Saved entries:
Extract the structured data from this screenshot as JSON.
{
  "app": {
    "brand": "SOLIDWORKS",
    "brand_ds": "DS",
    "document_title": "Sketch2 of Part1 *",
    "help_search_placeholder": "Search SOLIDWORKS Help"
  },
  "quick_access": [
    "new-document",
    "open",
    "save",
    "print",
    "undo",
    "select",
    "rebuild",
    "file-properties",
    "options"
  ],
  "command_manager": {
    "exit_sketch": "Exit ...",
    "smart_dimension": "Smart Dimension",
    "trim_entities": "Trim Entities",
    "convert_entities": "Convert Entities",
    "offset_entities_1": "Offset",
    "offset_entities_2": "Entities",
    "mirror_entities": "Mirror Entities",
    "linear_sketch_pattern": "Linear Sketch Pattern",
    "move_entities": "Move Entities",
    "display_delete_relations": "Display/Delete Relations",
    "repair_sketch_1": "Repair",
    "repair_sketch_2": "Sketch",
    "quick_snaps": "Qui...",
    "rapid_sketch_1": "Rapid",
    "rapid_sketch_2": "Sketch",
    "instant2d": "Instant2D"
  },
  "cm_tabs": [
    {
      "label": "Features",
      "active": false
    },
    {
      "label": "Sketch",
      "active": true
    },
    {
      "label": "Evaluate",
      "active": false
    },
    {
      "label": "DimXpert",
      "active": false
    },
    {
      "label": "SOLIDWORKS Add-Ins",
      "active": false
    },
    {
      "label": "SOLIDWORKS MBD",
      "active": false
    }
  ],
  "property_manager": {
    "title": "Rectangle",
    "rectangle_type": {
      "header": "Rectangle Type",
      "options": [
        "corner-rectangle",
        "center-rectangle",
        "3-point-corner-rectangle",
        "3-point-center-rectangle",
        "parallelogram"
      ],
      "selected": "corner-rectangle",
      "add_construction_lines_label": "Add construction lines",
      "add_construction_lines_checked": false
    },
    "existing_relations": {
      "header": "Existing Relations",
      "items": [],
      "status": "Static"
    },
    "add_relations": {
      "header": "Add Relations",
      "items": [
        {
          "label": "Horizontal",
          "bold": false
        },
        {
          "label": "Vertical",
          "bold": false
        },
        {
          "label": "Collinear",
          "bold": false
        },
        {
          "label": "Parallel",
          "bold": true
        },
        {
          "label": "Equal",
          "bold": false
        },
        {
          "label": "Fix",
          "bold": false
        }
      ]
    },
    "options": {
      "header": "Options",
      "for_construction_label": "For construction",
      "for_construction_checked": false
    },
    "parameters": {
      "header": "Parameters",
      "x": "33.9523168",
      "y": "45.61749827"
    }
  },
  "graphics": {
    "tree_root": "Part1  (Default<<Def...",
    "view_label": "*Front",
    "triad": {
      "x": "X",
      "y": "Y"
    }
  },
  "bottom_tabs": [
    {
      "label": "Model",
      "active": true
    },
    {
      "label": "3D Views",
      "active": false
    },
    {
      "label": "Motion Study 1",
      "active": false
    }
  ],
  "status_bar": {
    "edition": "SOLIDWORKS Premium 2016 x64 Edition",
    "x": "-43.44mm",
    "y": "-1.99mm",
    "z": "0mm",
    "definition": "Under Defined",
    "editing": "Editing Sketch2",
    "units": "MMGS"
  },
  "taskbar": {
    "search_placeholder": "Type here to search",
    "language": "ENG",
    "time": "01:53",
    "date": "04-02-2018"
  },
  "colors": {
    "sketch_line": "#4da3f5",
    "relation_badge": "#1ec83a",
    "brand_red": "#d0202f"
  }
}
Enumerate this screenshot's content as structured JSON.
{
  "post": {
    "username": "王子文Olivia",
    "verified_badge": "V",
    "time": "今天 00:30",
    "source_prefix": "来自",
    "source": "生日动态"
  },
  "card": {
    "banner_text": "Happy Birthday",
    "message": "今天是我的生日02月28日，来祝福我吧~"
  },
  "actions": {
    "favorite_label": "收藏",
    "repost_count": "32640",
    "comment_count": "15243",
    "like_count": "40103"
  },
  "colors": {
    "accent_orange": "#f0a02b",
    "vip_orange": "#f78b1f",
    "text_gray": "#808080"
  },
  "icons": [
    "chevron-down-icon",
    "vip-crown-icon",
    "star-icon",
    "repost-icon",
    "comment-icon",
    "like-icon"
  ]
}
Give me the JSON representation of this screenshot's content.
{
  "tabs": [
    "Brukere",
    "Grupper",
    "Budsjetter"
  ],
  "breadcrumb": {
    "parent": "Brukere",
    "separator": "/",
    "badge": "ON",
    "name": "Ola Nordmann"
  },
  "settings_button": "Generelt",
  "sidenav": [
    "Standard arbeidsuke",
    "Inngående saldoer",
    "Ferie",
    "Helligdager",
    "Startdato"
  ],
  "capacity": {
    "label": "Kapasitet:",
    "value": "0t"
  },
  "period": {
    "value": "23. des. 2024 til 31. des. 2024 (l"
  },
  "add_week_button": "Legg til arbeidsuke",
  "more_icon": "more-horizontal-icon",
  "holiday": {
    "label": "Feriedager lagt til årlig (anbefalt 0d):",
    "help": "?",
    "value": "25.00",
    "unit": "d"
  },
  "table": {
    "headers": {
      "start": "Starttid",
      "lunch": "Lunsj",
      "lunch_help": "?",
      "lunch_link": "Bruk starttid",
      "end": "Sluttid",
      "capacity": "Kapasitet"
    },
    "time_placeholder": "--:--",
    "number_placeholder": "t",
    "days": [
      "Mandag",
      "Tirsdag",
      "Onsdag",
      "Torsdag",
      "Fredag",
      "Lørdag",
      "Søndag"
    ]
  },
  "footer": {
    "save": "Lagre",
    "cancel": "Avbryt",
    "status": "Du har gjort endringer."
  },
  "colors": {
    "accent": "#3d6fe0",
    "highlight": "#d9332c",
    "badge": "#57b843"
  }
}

WHAT THE TASK REQUIRES => Repeat only the stretch of lines starting at the one containing "Give me the" and running to the final line of the entries above.

WRITTEN RESPONSE =>
Give me the JSON representation of this screenshot's content.
{
  "tabs": [
    "Brukere",
    "Grupper",
    "Budsjetter"
  ],
  "breadcrumb": {
    "parent": "Brukere",
    "separator": "/",
    "badge": "ON",
    "name": "Ola Nordmann"
  },
  "settings_button": "Generelt",
  "sidenav": [
    "Standard arbeidsuke",
    "Inngående saldoer",
    "Ferie",
    "Helligdager",
    "Startdato"
  ],
  "capacity": {
    "label": "Kapasitet:",
    "value": "0t"
  },
  "period": {
    "value": "23. des. 2024 til 31. des. 2024 (l"
  },
  "add_week_button": "Legg til arbeidsuke",
  "more_icon": "more-horizontal-icon",
  "holiday": {
    "label": "Feriedager lagt til årlig (anbefalt 0d):",
    "help": "?",
    "value": "25.00",
    "unit": "d"
  },
  "table": {
    "headers": {
      "start": "Starttid",
      "lunch": "Lunsj",
      "lunch_help": "?",
      "lunch_link": "Bruk starttid",
      "end": "Sluttid",
      "capacity": "Kapasitet"
    },
    "time_placeholder": "--:--",
    "number_placeholder": "t",
    "days": [
      "Mandag",
      "Tirsdag",
      "Onsdag",
      "Torsdag",
      "Fredag",
      "Lørdag",
      "Søndag"
    ]
  },
  "footer": {
    "save": "Lagre",
    "cancel": "Avbryt",
    "status": "Du har gjort endringer."
  },
  "colors": {
    "accent": "#3d6fe0",
    "highlight": "#d9332c",
    "badge": "#57b843"
  }
}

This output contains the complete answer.